Dataset items:
--- begin ---

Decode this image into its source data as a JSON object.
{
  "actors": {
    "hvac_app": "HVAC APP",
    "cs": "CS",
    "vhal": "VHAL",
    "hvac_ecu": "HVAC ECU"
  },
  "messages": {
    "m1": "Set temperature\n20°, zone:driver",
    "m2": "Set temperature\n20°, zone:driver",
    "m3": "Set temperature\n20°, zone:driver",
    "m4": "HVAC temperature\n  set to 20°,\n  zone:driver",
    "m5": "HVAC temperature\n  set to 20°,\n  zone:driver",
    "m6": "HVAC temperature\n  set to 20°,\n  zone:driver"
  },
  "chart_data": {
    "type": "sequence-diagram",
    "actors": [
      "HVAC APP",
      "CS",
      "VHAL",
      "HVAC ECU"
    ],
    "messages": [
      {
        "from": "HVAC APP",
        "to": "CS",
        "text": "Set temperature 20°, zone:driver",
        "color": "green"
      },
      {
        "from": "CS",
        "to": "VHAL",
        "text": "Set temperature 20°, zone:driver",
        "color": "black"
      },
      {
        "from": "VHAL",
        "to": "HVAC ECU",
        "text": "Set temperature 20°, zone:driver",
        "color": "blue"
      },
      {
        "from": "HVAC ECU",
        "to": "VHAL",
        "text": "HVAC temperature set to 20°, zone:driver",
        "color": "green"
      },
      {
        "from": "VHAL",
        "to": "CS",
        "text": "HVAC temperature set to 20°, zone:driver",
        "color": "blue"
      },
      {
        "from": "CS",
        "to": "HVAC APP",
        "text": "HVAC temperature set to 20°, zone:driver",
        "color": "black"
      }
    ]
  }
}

--- end ---

Repeat the data precisely, reproducing every entry.

Decode this image into its source data as a JSON object.
{
  "actors": {
    "hvac_app": "HVAC APP",
    "cs": "CS",
    "vhal": "VHAL",
    "hvac_ecu": "HVAC ECU"
  },
  "messages": {
    "m1": "Set temperature\n20°, zone:driver",
    "m2": "Set temperature\n20°, zone:driver",
    "m3": "Set temperature\n20°, zone:driver",
    "m4": "HVAC temperature\n  set to 20°,\n  zone:driver",
    "m5": "HVAC temperature\n  set to 20°,\n  zone:driver",
    "m6": "HVAC temperature\n  set to 20°,\n  zone:driver"
  },
  "chart_data": {
    "type": "sequence-diagram",
    "actors": [
      "HVAC APP",
      "CS",
      "VHAL",
      "HVAC ECU"
    ],
    "messages": [
      {
        "from": "HVAC APP",
        "to": "CS",
        "text": "Set temperature 20°, zone:driver",
        "color": "green"
      },
      {
        "from": "CS",
        "to": "VHAL",
        "text": "Set temperature 20°, zone:driver",
        "color": "black"
      },
      {
        "from": "VHAL",
        "to": "HVAC ECU",
        "text": "Set temperature 20°, zone:driver",
        "color": "blue"
      },
      {
        "from": "HVAC ECU",
        "to": "VHAL",
        "text": "HVAC temperature set to 20°, zone:driver",
        "color": "green"
      },
      {
        "from": "VHAL",
        "to": "CS",
        "text": "HVAC temperature set to 20°, zone:driver",
        "color": "blue"
      },
      {
        "from": "CS",
        "to": "HVAC APP",
        "text": "HVAC temperature set to 20°, zone:driver",
        "color": "black"
      }
    ]
  }
}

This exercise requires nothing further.